List each line in which the string "cream" appears.

------------------------------------

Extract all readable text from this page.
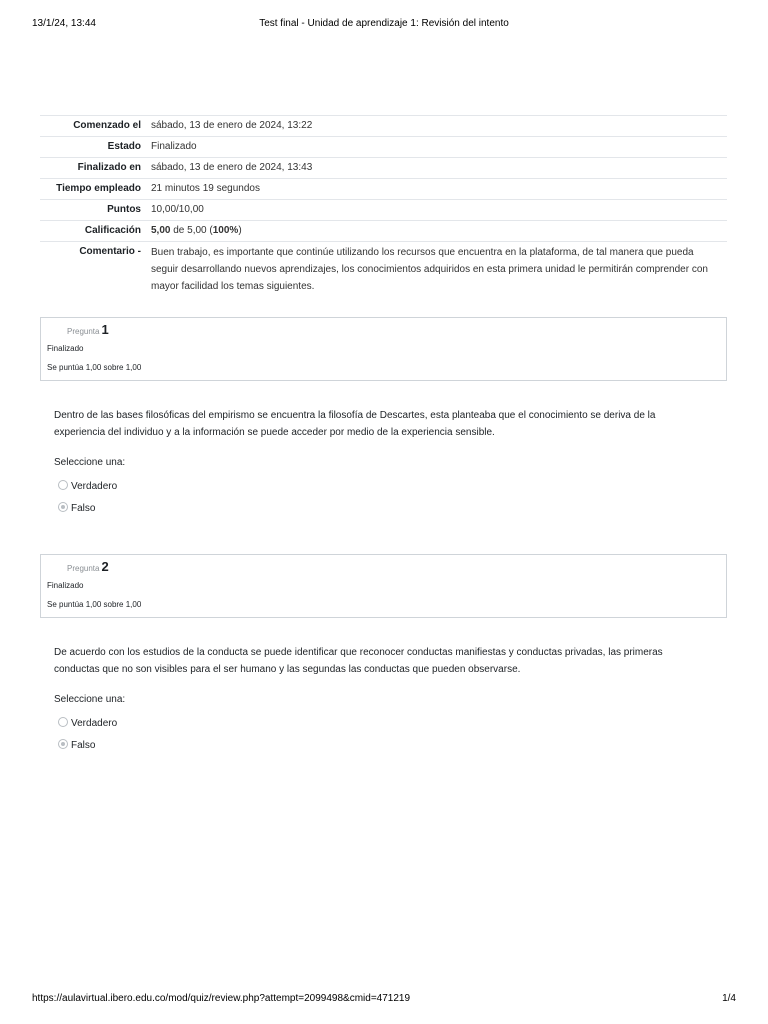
13/1/24, 13:44	Test final - Unidad de aprendizaje 1: Revisión del intento
Comenzado el	sábado, 13 de enero de 2024, 13:22
Estado	Finalizado
Finalizado en	sábado, 13 de enero de 2024, 13:43
Tiempo empleado	21 minutos 19 segundos
Puntos	10,00/10,00
Calificación	5,00 de 5,00 (100%)
Comentario -	Buen trabajo, es importante que continúe utilizando los recursos que encuentra en la plataforma, de tal manera que pueda seguir desarrollando nuevos aprendizajes, los conocimientos adquiridos en esta primera unidad le permitirán comprender con mayor facilidad los temas siguientes.
Pregunta 1
Finalizado
Se puntúa 1,00 sobre 1,00
Dentro de las bases filosóficas del empirismo se encuentra la filosofía de Descartes, esta planteaba que el conocimiento se deriva de la experiencia del individuo y a la información se puede acceder por medio de la experiencia sensible.
Seleccione una:
Verdadero
Falso
Pregunta 2
Finalizado
Se puntúa 1,00 sobre 1,00
De acuerdo con los estudios de la conducta se puede identificar que reconocer conductas manifiestas y conductas privadas, las primeras conductas que no son visibles para el ser humano y las segundas las conductas que pueden observarse.
Seleccione una:
Verdadero
Falso
https://aulavirtual.ibero.edu.co/mod/quiz/review.php?attempt=2099498&cmid=471219	1/4
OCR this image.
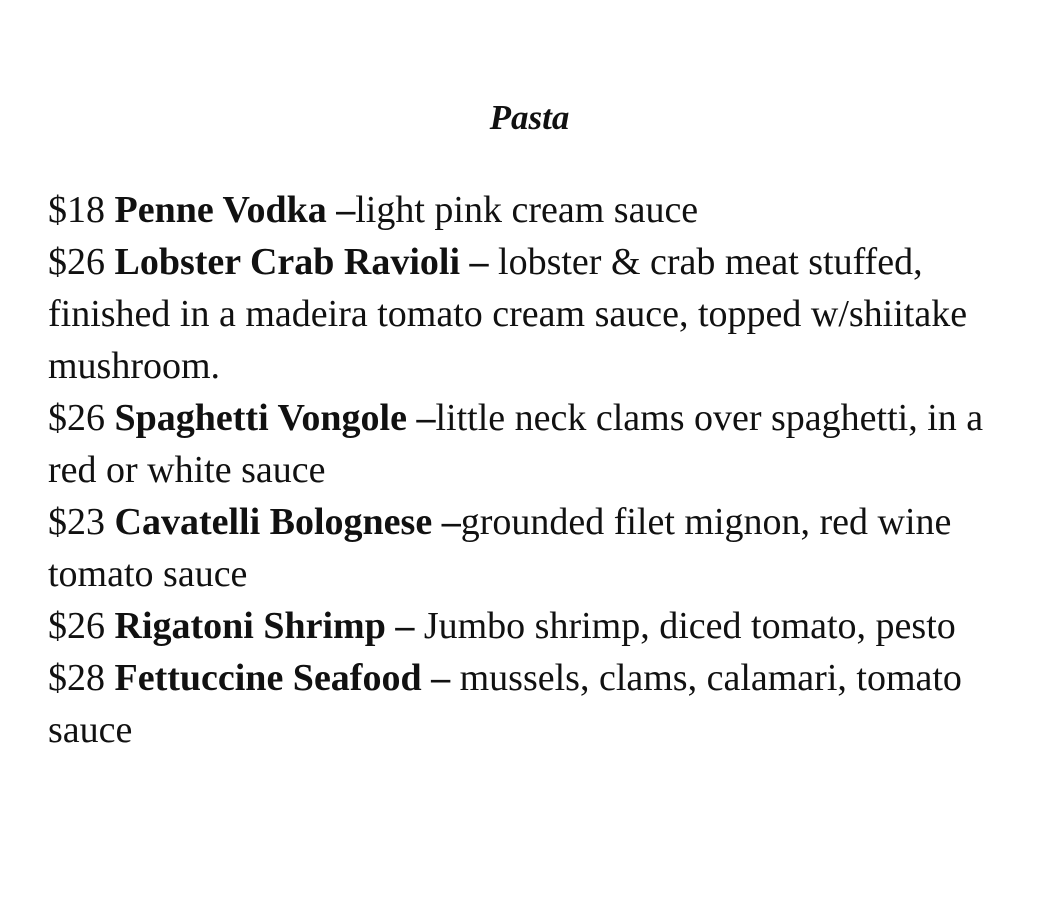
Pasta
$18 Penne Vodka –light pink cream sauce
$26 Lobster Crab Ravioli – lobster & crab meat stuffed, finished in a madeira tomato cream sauce, topped w/shiitake mushroom.
$26 Spaghetti Vongole –little neck clams over spaghetti, in a red or white sauce
$23 Cavatelli Bolognese –grounded filet mignon, red wine tomato sauce
$26 Rigatoni Shrimp – Jumbo shrimp, diced tomato, pesto
$28 Fettuccine Seafood – mussels, clams, calamari, tomato sauce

------------------------------------

ANSWER TO THE PROBLEM
$18 Penne Vodka –light pink cream sauce
$26 Lobster Crab Ravioli – lobster & crab meat stuffed, finished in a madeira tomato cream sauce, topped w/shiitake mushroom.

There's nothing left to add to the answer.